**ROWS**:
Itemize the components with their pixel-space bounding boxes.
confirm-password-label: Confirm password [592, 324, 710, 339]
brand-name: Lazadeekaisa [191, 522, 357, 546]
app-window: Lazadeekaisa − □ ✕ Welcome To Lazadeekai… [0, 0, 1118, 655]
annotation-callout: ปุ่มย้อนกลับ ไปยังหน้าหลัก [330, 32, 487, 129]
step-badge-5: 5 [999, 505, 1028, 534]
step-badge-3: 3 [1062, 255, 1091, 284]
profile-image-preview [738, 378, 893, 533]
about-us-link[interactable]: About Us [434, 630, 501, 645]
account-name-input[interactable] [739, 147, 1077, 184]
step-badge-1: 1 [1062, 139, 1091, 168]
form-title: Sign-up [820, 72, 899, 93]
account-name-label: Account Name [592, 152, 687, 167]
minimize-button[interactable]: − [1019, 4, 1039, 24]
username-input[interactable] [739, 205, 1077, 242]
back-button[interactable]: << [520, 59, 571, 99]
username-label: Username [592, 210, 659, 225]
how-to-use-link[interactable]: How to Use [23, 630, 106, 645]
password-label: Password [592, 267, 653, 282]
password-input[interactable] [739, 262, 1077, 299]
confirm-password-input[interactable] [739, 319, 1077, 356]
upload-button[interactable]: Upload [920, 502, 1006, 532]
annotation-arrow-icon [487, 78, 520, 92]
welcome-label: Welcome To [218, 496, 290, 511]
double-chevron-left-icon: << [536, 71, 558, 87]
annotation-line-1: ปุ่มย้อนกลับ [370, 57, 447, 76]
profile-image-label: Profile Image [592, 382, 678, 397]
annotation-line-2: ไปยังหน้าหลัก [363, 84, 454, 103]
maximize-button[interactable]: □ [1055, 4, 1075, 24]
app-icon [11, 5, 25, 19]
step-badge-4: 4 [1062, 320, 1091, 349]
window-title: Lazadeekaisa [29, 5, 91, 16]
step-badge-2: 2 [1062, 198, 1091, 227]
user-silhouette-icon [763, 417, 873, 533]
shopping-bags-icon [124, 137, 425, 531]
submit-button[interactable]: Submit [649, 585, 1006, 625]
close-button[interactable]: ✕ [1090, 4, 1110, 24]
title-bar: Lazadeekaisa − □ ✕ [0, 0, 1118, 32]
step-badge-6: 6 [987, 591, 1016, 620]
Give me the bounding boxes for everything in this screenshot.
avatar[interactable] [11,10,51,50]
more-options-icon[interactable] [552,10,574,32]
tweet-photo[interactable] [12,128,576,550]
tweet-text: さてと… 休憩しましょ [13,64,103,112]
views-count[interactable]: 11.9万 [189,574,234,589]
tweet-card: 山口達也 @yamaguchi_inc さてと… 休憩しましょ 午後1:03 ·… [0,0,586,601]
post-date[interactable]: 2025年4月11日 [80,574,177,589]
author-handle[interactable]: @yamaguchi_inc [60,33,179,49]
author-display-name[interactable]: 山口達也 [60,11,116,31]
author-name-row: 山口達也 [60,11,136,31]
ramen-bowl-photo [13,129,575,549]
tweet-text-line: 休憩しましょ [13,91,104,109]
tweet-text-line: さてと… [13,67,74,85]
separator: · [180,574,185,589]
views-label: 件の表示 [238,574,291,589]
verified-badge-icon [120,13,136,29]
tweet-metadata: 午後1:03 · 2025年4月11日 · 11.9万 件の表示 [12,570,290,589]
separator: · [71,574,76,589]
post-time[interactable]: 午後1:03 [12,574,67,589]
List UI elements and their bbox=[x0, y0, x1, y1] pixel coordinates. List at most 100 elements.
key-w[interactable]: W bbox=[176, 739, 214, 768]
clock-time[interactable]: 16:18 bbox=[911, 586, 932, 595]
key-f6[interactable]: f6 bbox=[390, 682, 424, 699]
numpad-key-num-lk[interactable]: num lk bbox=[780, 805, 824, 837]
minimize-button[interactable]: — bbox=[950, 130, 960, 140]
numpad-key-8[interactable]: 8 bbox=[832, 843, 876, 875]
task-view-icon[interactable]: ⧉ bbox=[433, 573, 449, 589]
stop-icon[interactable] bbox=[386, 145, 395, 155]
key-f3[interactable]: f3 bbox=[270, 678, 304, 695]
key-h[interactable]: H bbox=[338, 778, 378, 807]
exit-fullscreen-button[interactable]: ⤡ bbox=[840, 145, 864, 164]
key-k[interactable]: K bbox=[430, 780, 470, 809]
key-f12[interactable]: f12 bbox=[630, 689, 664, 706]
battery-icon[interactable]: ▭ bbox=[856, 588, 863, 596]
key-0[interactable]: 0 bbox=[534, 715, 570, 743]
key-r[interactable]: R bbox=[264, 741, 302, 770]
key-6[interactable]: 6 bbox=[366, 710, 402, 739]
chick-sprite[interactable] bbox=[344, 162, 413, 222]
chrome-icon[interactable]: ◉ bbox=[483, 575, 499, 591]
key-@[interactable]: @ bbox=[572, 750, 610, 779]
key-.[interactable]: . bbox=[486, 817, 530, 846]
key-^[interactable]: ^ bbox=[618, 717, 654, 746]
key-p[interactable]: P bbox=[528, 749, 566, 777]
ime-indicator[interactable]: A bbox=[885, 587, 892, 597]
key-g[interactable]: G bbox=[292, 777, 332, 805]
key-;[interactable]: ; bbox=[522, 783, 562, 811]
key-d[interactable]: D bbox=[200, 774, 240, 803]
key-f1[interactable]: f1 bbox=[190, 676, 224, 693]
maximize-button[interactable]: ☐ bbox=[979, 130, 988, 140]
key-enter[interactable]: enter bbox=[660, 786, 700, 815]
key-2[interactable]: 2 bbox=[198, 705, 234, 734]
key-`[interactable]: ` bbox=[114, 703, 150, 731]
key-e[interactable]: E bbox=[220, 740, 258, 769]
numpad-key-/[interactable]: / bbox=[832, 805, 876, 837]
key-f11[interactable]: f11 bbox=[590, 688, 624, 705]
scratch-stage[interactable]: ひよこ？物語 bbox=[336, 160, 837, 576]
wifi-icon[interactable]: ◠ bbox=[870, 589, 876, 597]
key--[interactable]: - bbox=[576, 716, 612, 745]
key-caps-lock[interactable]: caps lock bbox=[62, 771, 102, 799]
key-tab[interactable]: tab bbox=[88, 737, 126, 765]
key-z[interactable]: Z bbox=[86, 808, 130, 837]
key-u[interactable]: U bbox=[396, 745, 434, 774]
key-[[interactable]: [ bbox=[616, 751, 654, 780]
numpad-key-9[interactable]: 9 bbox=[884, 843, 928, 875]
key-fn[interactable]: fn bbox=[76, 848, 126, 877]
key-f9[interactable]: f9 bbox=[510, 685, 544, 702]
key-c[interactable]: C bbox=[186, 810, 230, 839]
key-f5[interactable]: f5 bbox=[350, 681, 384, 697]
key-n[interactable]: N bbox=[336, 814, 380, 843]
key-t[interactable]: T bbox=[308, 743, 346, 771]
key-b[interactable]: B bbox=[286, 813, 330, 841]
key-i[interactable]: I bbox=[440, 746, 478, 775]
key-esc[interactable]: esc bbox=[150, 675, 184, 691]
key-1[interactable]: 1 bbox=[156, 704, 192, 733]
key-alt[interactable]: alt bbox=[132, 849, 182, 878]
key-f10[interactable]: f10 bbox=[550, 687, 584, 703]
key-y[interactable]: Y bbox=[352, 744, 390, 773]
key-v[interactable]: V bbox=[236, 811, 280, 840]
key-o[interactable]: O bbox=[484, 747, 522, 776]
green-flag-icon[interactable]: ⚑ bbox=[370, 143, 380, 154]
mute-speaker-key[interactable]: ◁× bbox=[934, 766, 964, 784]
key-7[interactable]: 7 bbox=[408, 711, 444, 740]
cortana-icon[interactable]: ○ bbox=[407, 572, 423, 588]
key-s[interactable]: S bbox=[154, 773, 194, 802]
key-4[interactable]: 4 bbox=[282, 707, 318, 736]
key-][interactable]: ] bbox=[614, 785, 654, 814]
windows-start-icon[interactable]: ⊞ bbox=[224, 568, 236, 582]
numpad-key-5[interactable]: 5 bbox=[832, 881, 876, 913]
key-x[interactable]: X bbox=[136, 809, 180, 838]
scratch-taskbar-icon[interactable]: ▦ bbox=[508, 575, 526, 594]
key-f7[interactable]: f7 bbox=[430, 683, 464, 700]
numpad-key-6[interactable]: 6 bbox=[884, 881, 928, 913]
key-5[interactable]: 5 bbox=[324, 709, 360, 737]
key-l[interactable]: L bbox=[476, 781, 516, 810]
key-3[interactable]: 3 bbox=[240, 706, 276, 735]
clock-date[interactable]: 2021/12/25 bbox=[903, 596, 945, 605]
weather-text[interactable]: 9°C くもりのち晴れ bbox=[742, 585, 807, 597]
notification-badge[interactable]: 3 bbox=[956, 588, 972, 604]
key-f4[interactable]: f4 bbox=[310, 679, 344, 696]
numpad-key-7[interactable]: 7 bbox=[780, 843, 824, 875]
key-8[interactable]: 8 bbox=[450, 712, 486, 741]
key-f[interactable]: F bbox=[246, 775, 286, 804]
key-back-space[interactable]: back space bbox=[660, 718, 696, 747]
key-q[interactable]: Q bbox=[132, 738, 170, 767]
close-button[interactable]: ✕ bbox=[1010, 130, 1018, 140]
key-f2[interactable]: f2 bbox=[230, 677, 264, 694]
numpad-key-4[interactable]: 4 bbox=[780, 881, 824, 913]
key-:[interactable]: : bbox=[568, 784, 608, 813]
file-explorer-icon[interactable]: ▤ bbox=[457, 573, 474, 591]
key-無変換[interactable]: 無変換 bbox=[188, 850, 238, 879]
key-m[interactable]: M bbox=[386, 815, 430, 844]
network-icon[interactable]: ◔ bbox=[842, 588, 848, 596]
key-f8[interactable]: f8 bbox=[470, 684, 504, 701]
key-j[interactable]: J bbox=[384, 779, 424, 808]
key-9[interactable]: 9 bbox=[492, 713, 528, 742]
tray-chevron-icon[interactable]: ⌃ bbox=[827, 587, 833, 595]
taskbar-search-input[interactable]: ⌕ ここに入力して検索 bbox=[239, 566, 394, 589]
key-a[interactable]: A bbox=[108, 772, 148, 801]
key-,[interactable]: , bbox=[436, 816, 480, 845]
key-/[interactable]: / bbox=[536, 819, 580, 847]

**PROBLEM DETAILS**:
Render every line of the data from its first line through the line that contains "title-bar: Lazadeekaisa −", inclusive, as a JSON list of strings, one string per line, omitting blank lines.

**WRITTEN RESPONSE**:
[
  "Itemize the components with their pixel-space bounding boxes.",
  "confirm-password-label: Confirm password [592, 324, 710, 339]",
  "brand-name: Lazadeekaisa [191, 522, 357, 546]",
  "app-window: Lazadeekaisa − □ ✕ Welcome To Lazadeekai… [0, 0, 1118, 655]",
  "annotation-callout: ปุ่มย้อนกลับ ไปยังหน้าหลัก [330, 32, 487, 129]",
  "step-badge-5: 5 [999, 505, 1028, 534]",
  "step-badge-3: 3 [1062, 255, 1091, 284]",
  "profile-image-preview [738, 378, 893, 533]",
  "about-us-link[interactable]: About Us [434, 630, 501, 645]",
  "account-name-input[interactable] [739, 147, 1077, 184]",
  "step-badge-1: 1 [1062, 139, 1091, 168]",
  "form-title: Sign-up [820, 72, 899, 93]",
  "account-name-label: Account Name [592, 152, 687, 167]",
  "minimize-button[interactable]: − [1019, 4, 1039, 24]",
  "username-input[interactable] [739, 205, 1077, 242]",
  "back-button[interactable]: << [520, 59, 571, 99]",
  "username-label: Username [592, 210, 659, 225]",
  "how-to-use-link[interactable]: How to Use [23, 630, 106, 645]",
  "password-label: Password [592, 267, 653, 282]",
  "password-input[interactable] [739, 262, 1077, 299]",
  "confirm-password-input[interactable] [739, 319, 1077, 356]",
  "upload-button[interactable]: Upload [920, 502, 1006, 532]",
  "annotation-arrow-icon [487, 78, 520, 92]",
  "welcome-label: Welcome To [218, 496, 290, 511]",
  "double-chevron-left-icon: << [536, 71, 558, 87]",
  "annotation-line-1: ปุ่มย้อนกลับ [370, 57, 447, 76]",
  "profile-image-label: Profile Image [592, 382, 678, 397]",
  "annotation-line-2: ไปยังหน้าหลัก [363, 84, 454, 103]",
  "maximize-button[interactable]: □ [1055, 4, 1075, 24]",
  "app-icon [11, 5, 25, 19]",
  "step-badge-4: 4 [1062, 320, 1091, 349]",
  "window-title: Lazadeekaisa [29, 5, 91, 16]",
  "step-badge-2: 2 [1062, 198, 1091, 227]",
  "user-silhouette-icon [763, 417, 873, 533]",
  "shopping-bags-icon [124, 137, 425, 531]",
  "submit-button[interactable]: Submit [649, 585, 1006, 625]",
  "close-button[interactable]: ✕ [1090, 4, 1110, 24]",
  "title-bar: Lazadeekaisa − □ ✕ [0, 0, 1118, 32]"
]